§ Problem description:
Find the word "Dollar" in the data. Return every line where it appears.

---- Listed entries

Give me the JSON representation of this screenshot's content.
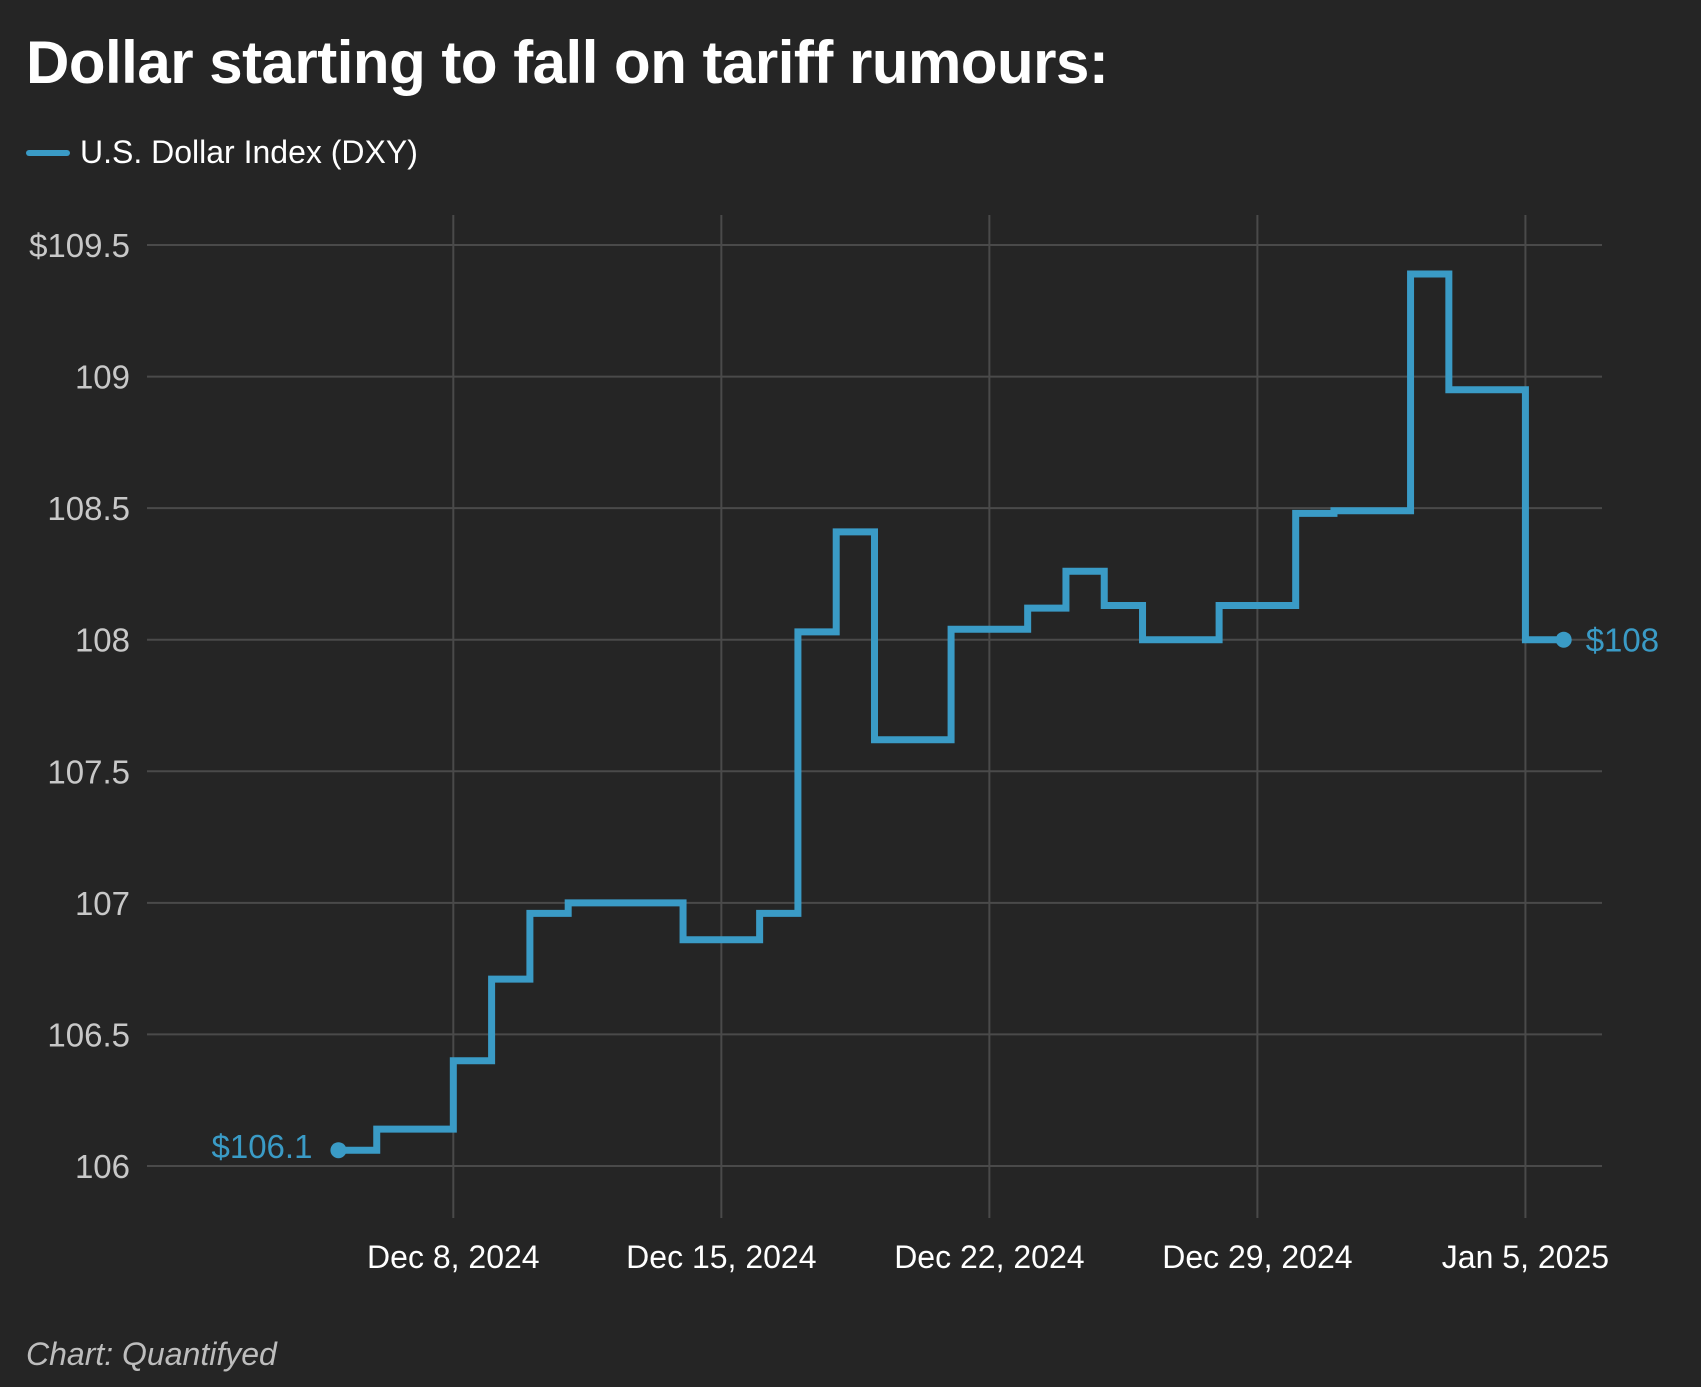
{
  "colors": {
    "background": "#252525",
    "line": "#3a9bc6",
    "grid": "#4a4a4a",
    "axis_text": "#c8c8c8",
    "tick_x_text": "#ffffff"
  },
  "source": "Chart: Quantifyed",
  "chart_data": {
    "type": "line",
    "title": "Dollar starting to fall on tariff rumours:",
    "step": true,
    "xlabel": "",
    "ylabel": "",
    "ylim": [
      106,
      109.5
    ],
    "y_ticks": [
      {
        "value": 109.5,
        "label": "$109.5"
      },
      {
        "value": 109,
        "label": "109"
      },
      {
        "value": 108.5,
        "label": "108.5"
      },
      {
        "value": 108,
        "label": "108"
      },
      {
        "value": 107.5,
        "label": "107.5"
      },
      {
        "value": 107,
        "label": "107"
      },
      {
        "value": 106.5,
        "label": "106.5"
      },
      {
        "value": 106,
        "label": "106"
      }
    ],
    "xlim": [
      "2024-11-30",
      "2025-01-07"
    ],
    "x_ticks": [
      {
        "date": "2024-12-08",
        "label": "Dec 8, 2024"
      },
      {
        "date": "2024-12-15",
        "label": "Dec 15, 2024"
      },
      {
        "date": "2024-12-22",
        "label": "Dec 22, 2024"
      },
      {
        "date": "2024-12-29",
        "label": "Dec 29, 2024"
      },
      {
        "date": "2025-01-05",
        "label": "Jan 5, 2025"
      }
    ],
    "grid": true,
    "legend_position": "top-left",
    "series": [
      {
        "name": "U.S. Dollar Index (DXY)",
        "points": [
          {
            "date": "2024-12-05",
            "value": 106.06
          },
          {
            "date": "2024-12-06",
            "value": 106.14
          },
          {
            "date": "2024-12-08",
            "value": 106.4
          },
          {
            "date": "2024-12-09",
            "value": 106.71
          },
          {
            "date": "2024-12-10",
            "value": 106.96
          },
          {
            "date": "2024-12-11",
            "value": 107.0
          },
          {
            "date": "2024-12-14",
            "value": 106.86
          },
          {
            "date": "2024-12-16",
            "value": 106.96
          },
          {
            "date": "2024-12-17",
            "value": 108.03
          },
          {
            "date": "2024-12-18",
            "value": 108.41
          },
          {
            "date": "2024-12-19",
            "value": 107.62
          },
          {
            "date": "2024-12-21",
            "value": 108.04
          },
          {
            "date": "2024-12-23",
            "value": 108.12
          },
          {
            "date": "2024-12-24",
            "value": 108.26
          },
          {
            "date": "2024-12-25",
            "value": 108.13
          },
          {
            "date": "2024-12-26",
            "value": 108.0
          },
          {
            "date": "2024-12-28",
            "value": 108.13
          },
          {
            "date": "2024-12-30",
            "value": 108.48
          },
          {
            "date": "2024-12-31",
            "value": 108.49
          },
          {
            "date": "2025-01-02",
            "value": 109.39
          },
          {
            "date": "2025-01-03",
            "value": 108.95
          },
          {
            "date": "2025-01-05",
            "value": 108.0
          },
          {
            "date": "2025-01-06",
            "value": 108.0
          }
        ]
      }
    ],
    "annotations": [
      {
        "label": "$106.1",
        "at": "start"
      },
      {
        "label": "$108",
        "at": "end"
      }
    ]
  }
}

--------

§ Task output:
    "title": "Dollar starting to fall on tariff rumours:",
        "name": "U.S. Dollar Index (DXY)",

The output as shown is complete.